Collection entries
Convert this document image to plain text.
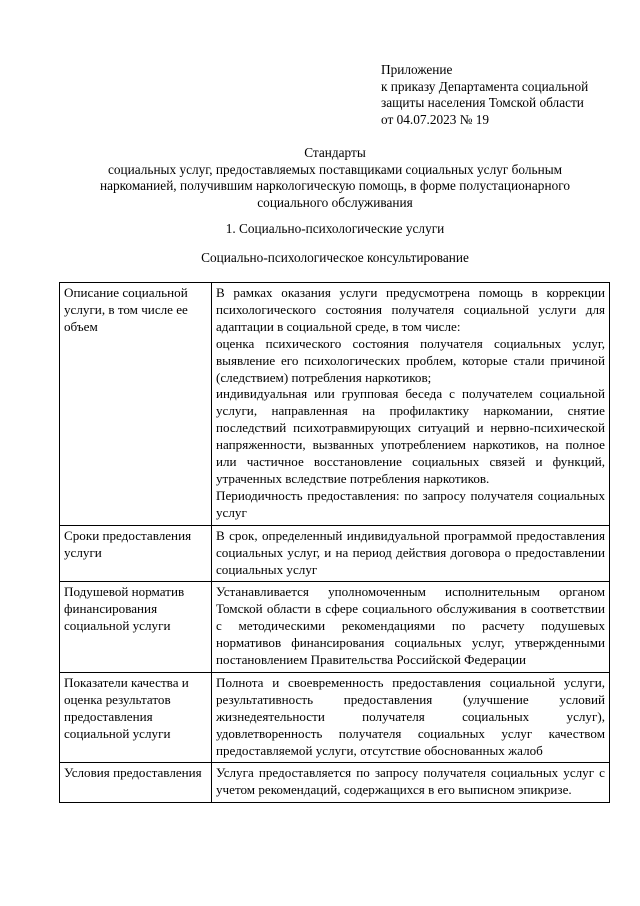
Приложение
к приказу Департамента социальной
защиты населения Томской области
от 04.07.2023 № 19
Стандарты
социальных услуг, предоставляемых поставщиками социальных услуг больным
наркоманией, получившим наркологическую помощь, в форме полустационарного
социального обслуживания
1. Социально-психологические услуги
Социально-психологическое консультирование

Описание социальной услуги, в том числе ее объем	В рамках оказания услуги предусмотрена помощь в коррекции психологического состояния получателя социальной услуги для адаптации в социальной среде, в том числе:

оценка психического состояния получателя социальных услуг, выявление его психологических проблем, которые стали причиной (следствием) потребления наркотиков;

индивидуальная или групповая беседа с получателем социальной услуги, направленная на профилактику наркомании, снятие последствий психотравмирующих ситуаций и нервно-психической напряженности, вызванных употреблением наркотиков, на полное или частичное восстановление социальных связей и функций, утраченных вследствие потребления наркотиков.

Периодичность предоставления: по запросу получателя социальных услуг

Сроки предоставления услуги	В срок, определенный индивидуальной программой предоставления социальных услуг, и на период действия договора о предоставлении социальных услуг

Подушевой норматив финансирования социальной услуги	Устанавливается уполномоченным исполнительным органом Томской области в сфере социального обслуживания в соответствии с методическими рекомендациями по расчету подушевых нормативов финансирования социальных услуг, утвержденными постановлением Правительства Российской Федерации

Показатели качества и оценка результатов предоставления социальной услуги	Полнота и своевременность предоставления социальной услуги, результативность предоставления (улучшение условий жизнедеятельности получателя социальных услуг), удовлетворенность получателя социальных услуг качеством предоставляемой услуги, отсутствие обоснованных жалоб

Условия предоставления	Услуга предоставляется по запросу получателя социальных услуг с учетом рекомендаций, содержащихся в его выписном эпикризе.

> _WHAT IS NEEDED_: Identify every line above with the string "социального" in it. Copy those lines.

> _SOLUTION TO THE PROBLEM_:
социального обслуживания
Подушевой норматив финансирования социальной услуги	Устанавливается уполномоченным исполнительным органом Томской области в сфере социального обслуживания в соответствии с методическими рекомендациями по расчету подушевых нормативов финансирования социальных услуг, утвержденными постановлением Правительства Российской Федерации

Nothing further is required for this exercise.